**WHAT YOU HAVE TO DO**
From the records below, copy every line that contains the word "captum".

**STORED DATA**

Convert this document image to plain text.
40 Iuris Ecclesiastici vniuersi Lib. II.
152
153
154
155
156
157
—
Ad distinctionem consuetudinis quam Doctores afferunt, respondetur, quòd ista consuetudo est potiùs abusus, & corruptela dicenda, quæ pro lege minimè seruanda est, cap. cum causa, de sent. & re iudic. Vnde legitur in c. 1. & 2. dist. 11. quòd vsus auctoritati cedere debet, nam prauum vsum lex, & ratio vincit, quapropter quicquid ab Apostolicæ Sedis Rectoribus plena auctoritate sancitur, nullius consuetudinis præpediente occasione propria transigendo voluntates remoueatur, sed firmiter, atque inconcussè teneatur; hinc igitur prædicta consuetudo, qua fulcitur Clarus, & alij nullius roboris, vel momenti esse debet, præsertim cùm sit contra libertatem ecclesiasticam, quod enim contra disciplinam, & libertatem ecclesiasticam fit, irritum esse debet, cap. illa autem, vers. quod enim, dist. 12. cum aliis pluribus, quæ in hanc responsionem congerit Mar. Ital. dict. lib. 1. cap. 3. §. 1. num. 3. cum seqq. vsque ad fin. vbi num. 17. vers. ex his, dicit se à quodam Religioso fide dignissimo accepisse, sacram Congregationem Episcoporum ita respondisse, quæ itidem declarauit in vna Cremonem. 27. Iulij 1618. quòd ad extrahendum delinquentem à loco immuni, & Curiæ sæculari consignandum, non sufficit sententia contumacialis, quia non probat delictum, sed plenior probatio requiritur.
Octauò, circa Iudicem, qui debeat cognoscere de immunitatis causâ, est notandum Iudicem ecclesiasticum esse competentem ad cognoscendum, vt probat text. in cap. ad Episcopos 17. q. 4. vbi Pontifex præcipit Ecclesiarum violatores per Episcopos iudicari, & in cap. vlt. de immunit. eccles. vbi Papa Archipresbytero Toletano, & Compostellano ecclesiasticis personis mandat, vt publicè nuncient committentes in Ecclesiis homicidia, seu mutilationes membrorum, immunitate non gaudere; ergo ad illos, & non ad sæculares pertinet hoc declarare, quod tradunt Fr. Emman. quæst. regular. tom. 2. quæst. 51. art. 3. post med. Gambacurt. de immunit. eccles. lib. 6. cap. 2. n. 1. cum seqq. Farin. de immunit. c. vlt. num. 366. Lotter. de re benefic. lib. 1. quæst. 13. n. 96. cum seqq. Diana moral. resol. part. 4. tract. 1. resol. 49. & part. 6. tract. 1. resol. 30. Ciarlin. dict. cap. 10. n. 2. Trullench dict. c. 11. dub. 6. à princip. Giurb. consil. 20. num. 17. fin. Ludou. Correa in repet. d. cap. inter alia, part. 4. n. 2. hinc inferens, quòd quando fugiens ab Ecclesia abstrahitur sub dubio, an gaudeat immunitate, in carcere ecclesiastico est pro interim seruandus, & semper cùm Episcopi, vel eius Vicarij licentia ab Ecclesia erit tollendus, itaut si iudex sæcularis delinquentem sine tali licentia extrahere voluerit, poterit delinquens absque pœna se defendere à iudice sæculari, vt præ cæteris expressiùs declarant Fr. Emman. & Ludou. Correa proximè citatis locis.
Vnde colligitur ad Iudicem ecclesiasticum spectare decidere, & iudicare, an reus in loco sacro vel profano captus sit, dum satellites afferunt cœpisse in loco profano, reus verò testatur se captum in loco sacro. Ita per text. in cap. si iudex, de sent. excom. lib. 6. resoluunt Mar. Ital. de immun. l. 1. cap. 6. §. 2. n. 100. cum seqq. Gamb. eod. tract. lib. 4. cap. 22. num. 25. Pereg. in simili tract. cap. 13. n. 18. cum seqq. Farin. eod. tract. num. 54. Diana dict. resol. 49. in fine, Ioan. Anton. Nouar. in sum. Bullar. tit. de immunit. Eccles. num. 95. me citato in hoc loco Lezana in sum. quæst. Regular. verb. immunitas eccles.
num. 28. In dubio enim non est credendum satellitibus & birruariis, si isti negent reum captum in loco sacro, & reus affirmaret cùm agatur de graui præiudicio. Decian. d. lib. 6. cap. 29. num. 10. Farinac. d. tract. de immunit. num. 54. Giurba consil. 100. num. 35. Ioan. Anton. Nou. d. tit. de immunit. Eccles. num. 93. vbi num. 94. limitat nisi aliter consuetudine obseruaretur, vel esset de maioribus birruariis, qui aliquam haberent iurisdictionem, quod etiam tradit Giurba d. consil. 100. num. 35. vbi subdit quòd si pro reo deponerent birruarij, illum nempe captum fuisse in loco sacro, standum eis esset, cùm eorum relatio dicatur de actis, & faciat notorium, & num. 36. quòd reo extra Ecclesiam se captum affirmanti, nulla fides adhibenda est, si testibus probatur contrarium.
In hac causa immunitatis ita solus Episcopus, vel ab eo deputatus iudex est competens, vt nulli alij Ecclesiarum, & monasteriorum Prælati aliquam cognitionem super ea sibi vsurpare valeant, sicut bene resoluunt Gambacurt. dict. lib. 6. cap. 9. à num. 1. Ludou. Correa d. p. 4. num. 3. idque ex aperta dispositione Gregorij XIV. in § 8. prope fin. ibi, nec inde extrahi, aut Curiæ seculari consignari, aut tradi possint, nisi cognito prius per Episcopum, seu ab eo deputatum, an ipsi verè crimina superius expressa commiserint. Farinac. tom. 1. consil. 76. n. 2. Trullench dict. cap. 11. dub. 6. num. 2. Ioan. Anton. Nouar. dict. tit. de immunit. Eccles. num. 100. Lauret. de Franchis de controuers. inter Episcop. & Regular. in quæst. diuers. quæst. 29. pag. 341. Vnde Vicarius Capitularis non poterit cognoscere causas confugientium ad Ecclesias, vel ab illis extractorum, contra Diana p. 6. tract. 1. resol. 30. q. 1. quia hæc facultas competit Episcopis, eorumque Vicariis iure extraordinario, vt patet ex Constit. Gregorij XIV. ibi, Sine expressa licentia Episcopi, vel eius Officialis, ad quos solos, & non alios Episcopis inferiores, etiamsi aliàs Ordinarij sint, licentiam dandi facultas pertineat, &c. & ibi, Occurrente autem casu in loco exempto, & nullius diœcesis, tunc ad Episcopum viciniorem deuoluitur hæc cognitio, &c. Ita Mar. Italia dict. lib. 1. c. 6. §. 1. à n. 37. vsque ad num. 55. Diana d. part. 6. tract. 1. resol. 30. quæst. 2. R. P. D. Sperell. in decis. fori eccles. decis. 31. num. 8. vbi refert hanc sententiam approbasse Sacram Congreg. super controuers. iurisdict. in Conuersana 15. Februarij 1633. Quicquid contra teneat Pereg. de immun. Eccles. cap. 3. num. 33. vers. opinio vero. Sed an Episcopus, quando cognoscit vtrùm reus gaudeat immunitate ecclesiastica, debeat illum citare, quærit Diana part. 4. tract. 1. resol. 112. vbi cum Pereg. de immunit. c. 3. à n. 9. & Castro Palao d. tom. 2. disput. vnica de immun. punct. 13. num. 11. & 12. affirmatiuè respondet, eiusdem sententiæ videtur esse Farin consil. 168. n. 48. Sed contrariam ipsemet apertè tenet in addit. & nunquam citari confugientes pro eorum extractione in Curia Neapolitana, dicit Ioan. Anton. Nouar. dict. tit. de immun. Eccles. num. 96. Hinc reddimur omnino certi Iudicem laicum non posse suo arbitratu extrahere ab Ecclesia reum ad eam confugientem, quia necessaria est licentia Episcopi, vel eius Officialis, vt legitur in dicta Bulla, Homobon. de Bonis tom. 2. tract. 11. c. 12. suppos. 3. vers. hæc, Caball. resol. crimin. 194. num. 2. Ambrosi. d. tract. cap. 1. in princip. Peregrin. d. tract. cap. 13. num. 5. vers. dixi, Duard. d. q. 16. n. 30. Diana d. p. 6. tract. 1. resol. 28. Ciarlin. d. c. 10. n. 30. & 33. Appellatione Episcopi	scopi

**RESULT BELOW**
Vnde colligitur ad Iudicem ecclesiasticum spectare decidere, & iudicare, an reus in loco sacro vel profano captus sit, dum satellites afferunt cœpisse in loco profano, reus verò testatur se captum in loco sacro. Ita per text. in cap. si iudex, de sent. excom. lib. 6. resoluunt Mar. Ital. de immun. l. 1. cap. 6. §. 2. n. 100. cum seqq. Gamb. eod. tract. lib. 4. cap. 22. num. 25. Pereg. in simili tract. cap. 13. n. 18. cum seqq. Farin. eod. tract. num. 54. Diana dict. resol. 49. in fine, Ioan. Anton. Nouar. in sum. Bullar. tit. de immunit. Eccles. num. 95. me citato in hoc loco Lezana in sum. quæst. Regular. verb. immunitas eccles.
num. 28. In dubio enim non est credendum satellitibus & birruariis, si isti negent reum captum in loco sacro, & reus affirmaret cùm agatur de graui præiudicio. Decian. d. lib. 6. cap. 29. num. 10. Farinac. d. tract. de immunit. num. 54. Giurba consil. 100. num. 35. Ioan. Anton. Nou. d. tit. de immunit. Eccles. num. 93. vbi num. 94. limitat nisi aliter consuetudine obseruaretur, vel esset de maioribus birruariis, qui aliquam haberent iurisdictionem, quod etiam tradit Giurba d. consil. 100. num. 35. vbi subdit quòd si pro reo deponerent birruarij, illum nempe captum fuisse in loco sacro, standum eis esset, cùm eorum relatio dicatur de actis, & faciat notorium, & num. 36. quòd reo extra Ecclesiam se captum affirmanti, nulla fides adhibenda est, si testibus probatur contrarium.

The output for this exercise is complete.